◆ Task to complete:
Repeat the records below exactly, leaving out any pictures.

◆ Entries provided:
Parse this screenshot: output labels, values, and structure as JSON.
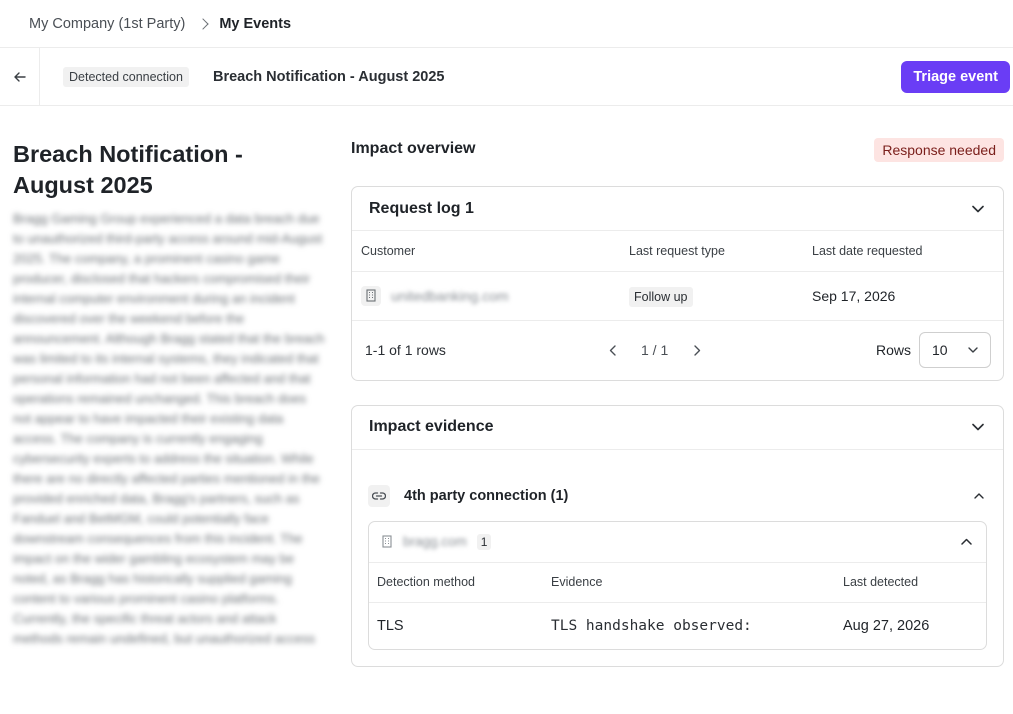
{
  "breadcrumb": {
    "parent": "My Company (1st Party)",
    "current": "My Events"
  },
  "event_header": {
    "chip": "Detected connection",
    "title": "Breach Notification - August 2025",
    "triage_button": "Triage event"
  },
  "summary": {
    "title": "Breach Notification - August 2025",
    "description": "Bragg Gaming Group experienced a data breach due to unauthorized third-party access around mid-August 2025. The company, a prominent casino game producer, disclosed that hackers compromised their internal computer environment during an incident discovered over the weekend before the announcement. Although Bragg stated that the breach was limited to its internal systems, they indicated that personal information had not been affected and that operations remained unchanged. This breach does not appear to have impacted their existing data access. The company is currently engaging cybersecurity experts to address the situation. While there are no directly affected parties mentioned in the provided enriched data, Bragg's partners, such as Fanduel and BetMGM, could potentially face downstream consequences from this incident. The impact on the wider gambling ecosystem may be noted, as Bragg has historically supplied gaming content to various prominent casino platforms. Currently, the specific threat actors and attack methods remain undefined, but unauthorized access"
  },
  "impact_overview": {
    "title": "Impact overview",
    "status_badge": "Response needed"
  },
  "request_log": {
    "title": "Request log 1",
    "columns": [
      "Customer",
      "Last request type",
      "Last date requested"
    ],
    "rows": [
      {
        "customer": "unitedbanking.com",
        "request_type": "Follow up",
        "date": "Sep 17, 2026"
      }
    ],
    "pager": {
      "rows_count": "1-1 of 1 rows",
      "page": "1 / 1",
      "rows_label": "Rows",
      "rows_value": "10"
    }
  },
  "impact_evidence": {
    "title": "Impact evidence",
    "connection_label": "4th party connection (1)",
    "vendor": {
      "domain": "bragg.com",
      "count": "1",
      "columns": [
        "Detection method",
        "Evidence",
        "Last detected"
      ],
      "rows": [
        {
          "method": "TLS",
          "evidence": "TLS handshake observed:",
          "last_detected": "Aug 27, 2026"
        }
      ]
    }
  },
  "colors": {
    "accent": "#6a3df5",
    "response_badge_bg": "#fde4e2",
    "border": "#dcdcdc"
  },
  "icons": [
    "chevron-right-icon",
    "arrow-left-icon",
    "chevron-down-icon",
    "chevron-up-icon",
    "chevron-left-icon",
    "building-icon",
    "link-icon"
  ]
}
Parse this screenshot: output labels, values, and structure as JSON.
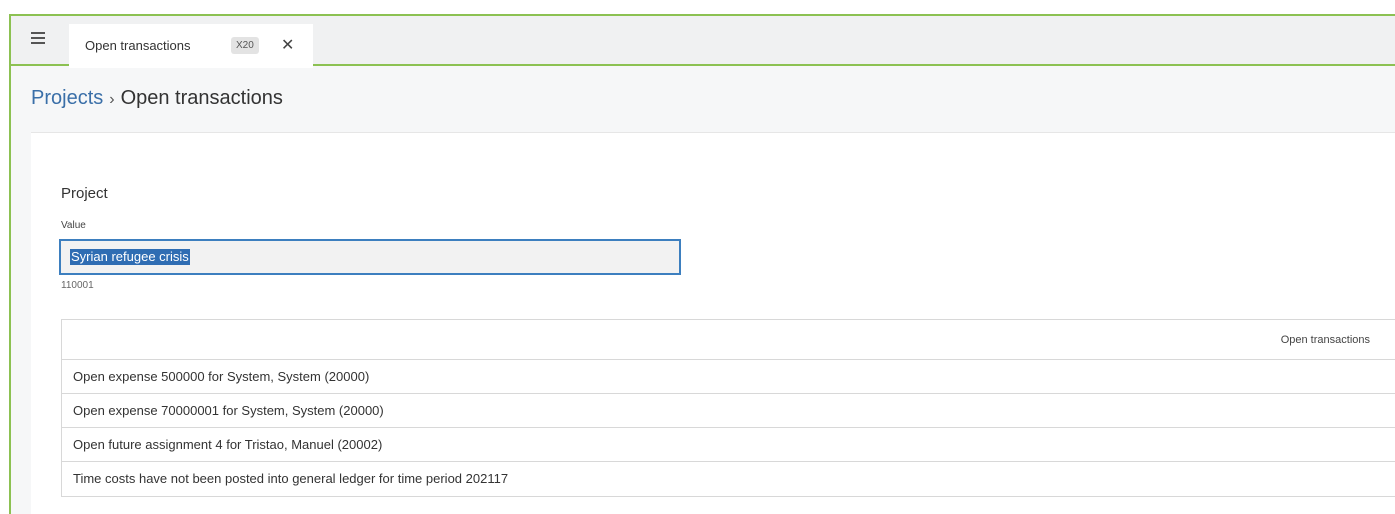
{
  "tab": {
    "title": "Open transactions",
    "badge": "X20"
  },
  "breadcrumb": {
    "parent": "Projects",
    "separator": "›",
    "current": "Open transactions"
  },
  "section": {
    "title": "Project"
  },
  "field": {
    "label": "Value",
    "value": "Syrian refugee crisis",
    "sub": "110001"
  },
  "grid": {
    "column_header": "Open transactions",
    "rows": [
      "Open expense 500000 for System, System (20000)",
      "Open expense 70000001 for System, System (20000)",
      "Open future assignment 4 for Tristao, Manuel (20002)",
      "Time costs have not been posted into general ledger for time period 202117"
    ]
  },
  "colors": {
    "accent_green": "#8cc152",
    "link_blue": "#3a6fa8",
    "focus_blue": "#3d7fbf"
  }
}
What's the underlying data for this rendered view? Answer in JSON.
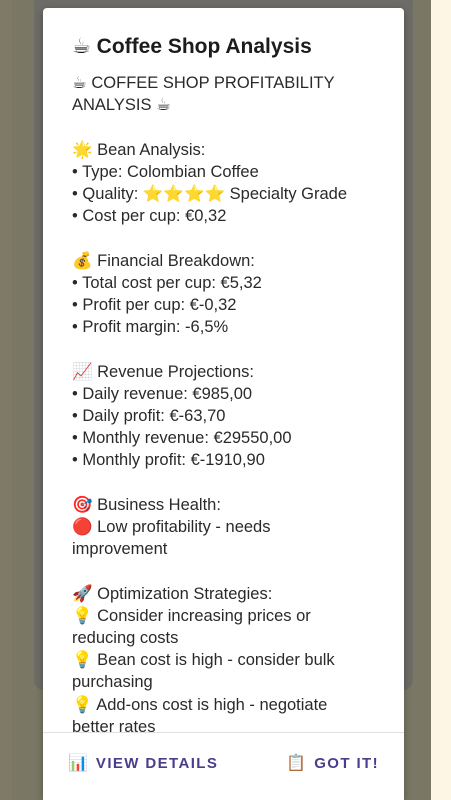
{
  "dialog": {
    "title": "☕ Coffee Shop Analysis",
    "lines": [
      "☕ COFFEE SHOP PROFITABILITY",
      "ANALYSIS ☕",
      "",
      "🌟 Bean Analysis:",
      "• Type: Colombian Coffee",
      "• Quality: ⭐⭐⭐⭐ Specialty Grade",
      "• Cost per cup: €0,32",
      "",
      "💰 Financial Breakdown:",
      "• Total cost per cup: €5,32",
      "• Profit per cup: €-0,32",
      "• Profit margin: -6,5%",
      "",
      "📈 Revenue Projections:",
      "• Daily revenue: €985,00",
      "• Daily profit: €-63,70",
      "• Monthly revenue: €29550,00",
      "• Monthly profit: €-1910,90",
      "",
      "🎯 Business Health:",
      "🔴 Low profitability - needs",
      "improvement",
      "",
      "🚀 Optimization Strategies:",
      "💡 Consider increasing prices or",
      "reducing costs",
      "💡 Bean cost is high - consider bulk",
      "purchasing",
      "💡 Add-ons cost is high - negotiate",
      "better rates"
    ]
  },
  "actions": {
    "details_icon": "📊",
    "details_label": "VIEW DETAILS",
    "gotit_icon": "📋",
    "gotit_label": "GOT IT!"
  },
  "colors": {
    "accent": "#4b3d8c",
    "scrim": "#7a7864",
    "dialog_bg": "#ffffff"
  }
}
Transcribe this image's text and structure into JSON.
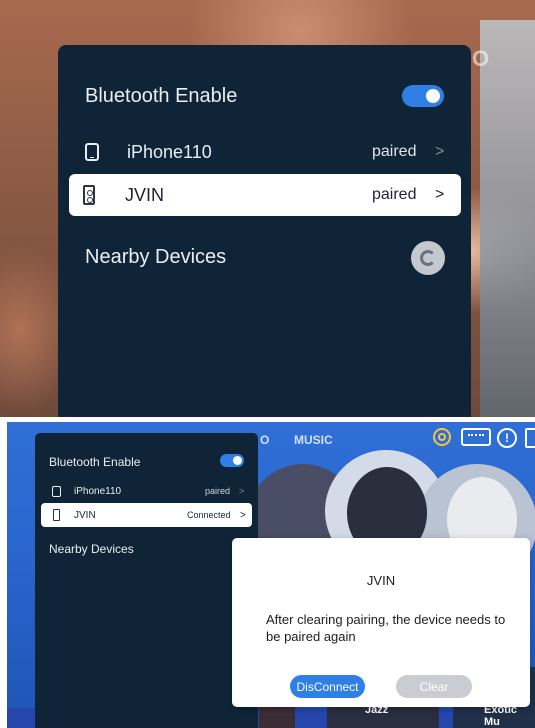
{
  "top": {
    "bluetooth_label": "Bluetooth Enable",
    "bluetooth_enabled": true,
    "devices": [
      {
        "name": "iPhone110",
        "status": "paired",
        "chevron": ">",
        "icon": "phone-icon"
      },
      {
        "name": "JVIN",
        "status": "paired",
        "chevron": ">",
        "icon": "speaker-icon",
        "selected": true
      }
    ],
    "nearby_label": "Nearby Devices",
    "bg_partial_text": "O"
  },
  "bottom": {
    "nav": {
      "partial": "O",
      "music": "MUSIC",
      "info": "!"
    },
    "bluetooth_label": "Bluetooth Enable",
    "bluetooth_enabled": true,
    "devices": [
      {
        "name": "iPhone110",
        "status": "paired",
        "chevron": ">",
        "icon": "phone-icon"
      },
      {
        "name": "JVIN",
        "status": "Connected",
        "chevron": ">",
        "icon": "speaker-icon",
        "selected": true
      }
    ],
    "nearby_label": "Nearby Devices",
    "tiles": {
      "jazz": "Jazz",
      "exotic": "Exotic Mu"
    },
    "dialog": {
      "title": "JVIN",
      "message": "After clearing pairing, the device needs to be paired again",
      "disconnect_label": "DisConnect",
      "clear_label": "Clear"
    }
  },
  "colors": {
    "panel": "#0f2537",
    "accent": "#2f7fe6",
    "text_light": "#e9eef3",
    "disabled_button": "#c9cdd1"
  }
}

◆ Output for this task:
Parse this screenshot: output labels, values, and structure as JSON.
{
  "breadcrumb": {
    "parent": "My Company (1st Party)",
    "current": "My Events"
  },
  "event_header": {
    "chip": "Detected connection",
    "title": "Breach Notification - August 2025",
    "triage_button": "Triage event"
  },
  "summary": {
    "title": "Breach Notification - August 2025",
    "description": "Bragg Gaming Group experienced a data breach due to unauthorized third-party access around mid-August 2025. The company, a prominent casino game producer, disclosed that hackers compromised their internal computer environment during an incident discovered over the weekend before the announcement. Although Bragg stated that the breach was limited to its internal systems, they indicated that personal information had not been affected and that operations remained unchanged. This breach does not appear to have impacted their existing data access. The company is currently engaging cybersecurity experts to address the situation. While there are no directly affected parties mentioned in the provided enriched data, Bragg's partners, such as Fanduel and BetMGM, could potentially face downstream consequences from this incident. The impact on the wider gambling ecosystem may be noted, as Bragg has historically supplied gaming content to various prominent casino platforms. Currently, the specific threat actors and attack methods remain undefined, but unauthorized access"
  },
  "impact_overview": {
    "title": "Impact overview",
    "status_badge": "Response needed"
  },
  "request_log": {
    "title": "Request log 1",
    "columns": [
      "Customer",
      "Last request type",
      "Last date requested"
    ],
    "rows": [
      {
        "customer": "unitedbanking.com",
        "request_type": "Follow up",
        "date": "Sep 17, 2026"
      }
    ],
    "pager": {
      "rows_count": "1-1 of 1 rows",
      "page": "1 / 1",
      "rows_label": "Rows",
      "rows_value": "10"
    }
  },
  "impact_evidence": {
    "title": "Impact evidence",
    "connection_label": "4th party connection (1)",
    "vendor": {
      "domain": "bragg.com",
      "count": "1",
      "columns": [
        "Detection method",
        "Evidence",
        "Last detected"
      ],
      "rows": [
        {
          "method": "TLS",
          "evidence": "TLS handshake observed:",
          "last_detected": "Aug 27, 2026"
        }
      ]
    }
  },
  "colors": {
    "accent": "#6a3df5",
    "response_badge_bg": "#fde4e2",
    "border": "#dcdcdc"
  },
  "icons": [
    "chevron-right-icon",
    "arrow-left-icon",
    "chevron-down-icon",
    "chevron-up-icon",
    "chevron-left-icon",
    "building-icon",
    "link-icon"
  ]
}
Parse this screenshot: output labels, values, and structure as JSON.
{
  "tab": {
    "title": "Open transactions",
    "badge": "X20"
  },
  "breadcrumb": {
    "parent": "Projects",
    "separator": "›",
    "current": "Open transactions"
  },
  "section": {
    "title": "Project"
  },
  "field": {
    "label": "Value",
    "value": "Syrian refugee crisis",
    "sub": "110001"
  },
  "grid": {
    "column_header": "Open transactions",
    "rows": [
      "Open expense 500000 for System, System (20000)",
      "Open expense 70000001 for System, System (20000)",
      "Open future assignment 4 for Tristao, Manuel (20002)",
      "Time costs have not been posted into general ledger for time period 202117"
    ]
  },
  "colors": {
    "accent_green": "#8cc152",
    "link_blue": "#3a6fa8",
    "focus_blue": "#3d7fbf"
  }
}
What's the underlying data for this rendered view? Answer in JSON.
{
  "dialog": {
    "title": "☕ Coffee Shop Analysis",
    "lines": [
      "☕ COFFEE SHOP PROFITABILITY",
      "ANALYSIS ☕",
      "",
      "🌟 Bean Analysis:",
      "• Type: Colombian Coffee",
      "• Quality: ⭐⭐⭐⭐ Specialty Grade",
      "• Cost per cup: €0,32",
      "",
      "💰 Financial Breakdown:",
      "• Total cost per cup: €5,32",
      "• Profit per cup: €-0,32",
      "• Profit margin: -6,5%",
      "",
      "📈 Revenue Projections:",
      "• Daily revenue: €985,00",
      "• Daily profit: €-63,70",
      "• Monthly revenue: €29550,00",
      "• Monthly profit: €-1910,90",
      "",
      "🎯 Business Health:",
      "🔴 Low profitability - needs",
      "improvement",
      "",
      "🚀 Optimization Strategies:",
      "💡 Consider increasing prices or",
      "reducing costs",
      "💡 Bean cost is high - consider bulk",
      "purchasing",
      "💡 Add-ons cost is high - negotiate",
      "better rates"
    ]
  },
  "actions": {
    "details_icon": "📊",
    "details_label": "VIEW DETAILS",
    "gotit_icon": "📋",
    "gotit_label": "GOT IT!"
  },
  "colors": {
    "accent": "#4b3d8c",
    "scrim": "#7a7864",
    "dialog_bg": "#ffffff"
  }
}
Transcribe this image's text and structure into JSON.
{
  "top": {
    "bluetooth_label": "Bluetooth Enable",
    "bluetooth_enabled": true,
    "devices": [
      {
        "name": "iPhone110",
        "status": "paired",
        "chevron": ">",
        "icon": "phone-icon"
      },
      {
        "name": "JVIN",
        "status": "paired",
        "chevron": ">",
        "icon": "speaker-icon",
        "selected": true
      }
    ],
    "nearby_label": "Nearby Devices",
    "bg_partial_text": "O"
  },
  "bottom": {
    "nav": {
      "partial": "O",
      "music": "MUSIC",
      "info": "!"
    },
    "bluetooth_label": "Bluetooth Enable",
    "bluetooth_enabled": true,
    "devices": [
      {
        "name": "iPhone110",
        "status": "paired",
        "chevron": ">",
        "icon": "phone-icon"
      },
      {
        "name": "JVIN",
        "status": "Connected",
        "chevron": ">",
        "icon": "speaker-icon",
        "selected": true
      }
    ],
    "nearby_label": "Nearby Devices",
    "tiles": {
      "jazz": "Jazz",
      "exotic": "Exotic Mu"
    },
    "dialog": {
      "title": "JVIN",
      "message": "After clearing pairing, the device needs to be paired again",
      "disconnect_label": "DisConnect",
      "clear_label": "Clear"
    }
  },
  "colors": {
    "panel": "#0f2537",
    "accent": "#2f7fe6",
    "text_light": "#e9eef3",
    "disabled_button": "#c9cdd1"
  }
}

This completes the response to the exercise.